Work to complete
Collect each line holding the string "河南三门峡".

Material provided
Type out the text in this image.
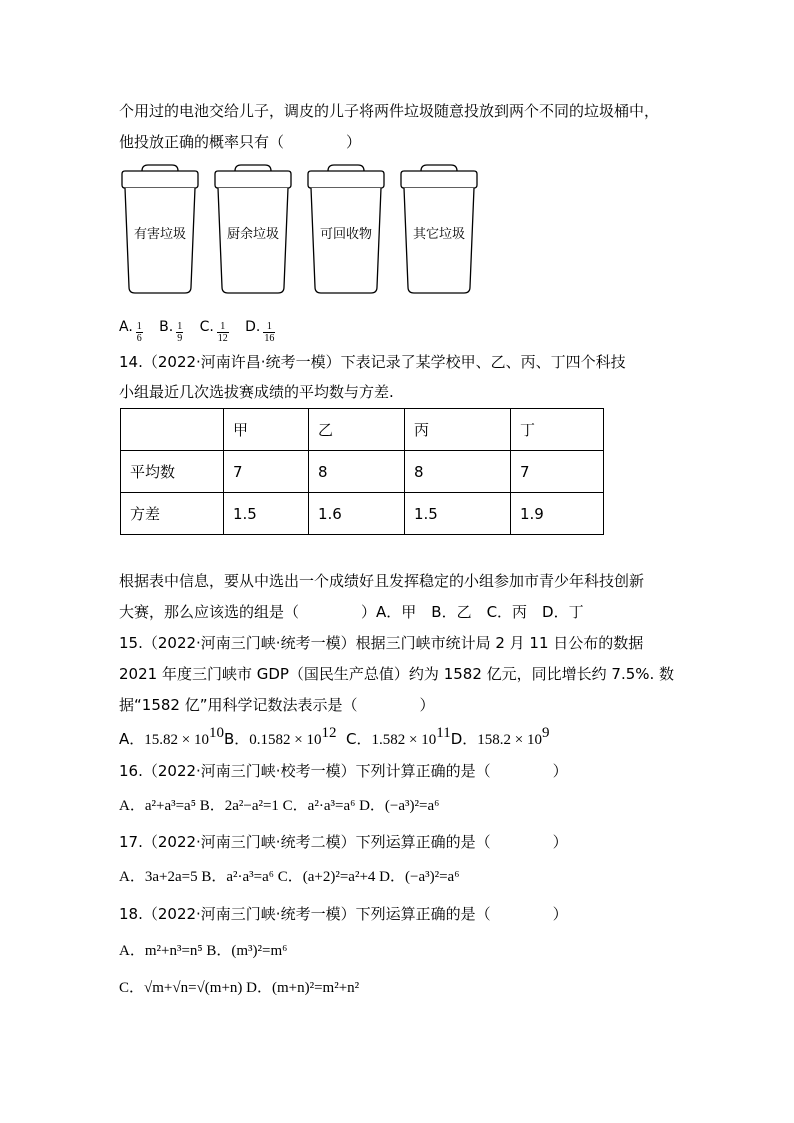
个用过的电池交给儿子，调皮的儿子将两件垃圾随意投放到两个不同的垃圾桶中，
他投放正确的概率只有（	）
有害垃圾	厨余垃圾	可回收物	其它垃圾
A. $\frac{1}{6} B$. $\frac{1}{9} C$. $\frac{1}{12} D$. $\frac{1}{16}$
14.（2022·河南许昌·统考一模）下表记录了某学校甲、乙、丙、丁四个科技
小组最近几次选拔赛成绩的平均数与方差.
	甲	乙	丙	丁
平均数	7	8	8	7
方差	1.5	1.6	1.5	1.9
根据表中信息，要从中选出一个成绩好且发挥稳定的小组参加市青少年科技创新
大赛，那么应该选的组是（	）A．甲　B．乙　C．丙　D．丁
15.（2022·河南三门峡·统考一模）根据三门峡市统计局 2 月 11 日公布的数据
2021 年度三门峡市 GDP（国民生产总值）约为 1582 亿元，同比增长约 7.5%. 数
据“1582 亿”用科学记数法表示是（	）
A．$15.82 \times 10^{10}B$．$0.1582 \times 10^{12}$ C．$1.582 \times 10^{11}D$．$158.2 \times 10^9$
16.（2022·河南三门峡·校考一模）下列计算正确的是（	）
A．a²+a³=a⁵ B．2a²−a²=1 C．a²·a³=a⁶ D．(−a³)²=a⁶
17.（2022·河南三门峡·统考二模）下列运算正确的是（	）
A．3a+2a=5 B．a²·a³=a⁶ C．(a+2)²=a²+4 D．(−a³)²=a⁶
18.（2022·河南三门峡·统考一模）下列运算正确的是（	）
A．m²+n³=n⁵ B．(m³)²=m⁶
C．√m+√n=√(m+n) D．(m+n)²=m²+n²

Result of this exercise
15.（2022·河南三门峡·统考一模）根据三门峡市统计局 2 月 11 日公布的数据
16.（2022·河南三门峡·校考一模）下列计算正确的是（	）
17.（2022·河南三门峡·统考二模）下列运算正确的是（	）
18.（2022·河南三门峡·统考一模）下列运算正确的是（	）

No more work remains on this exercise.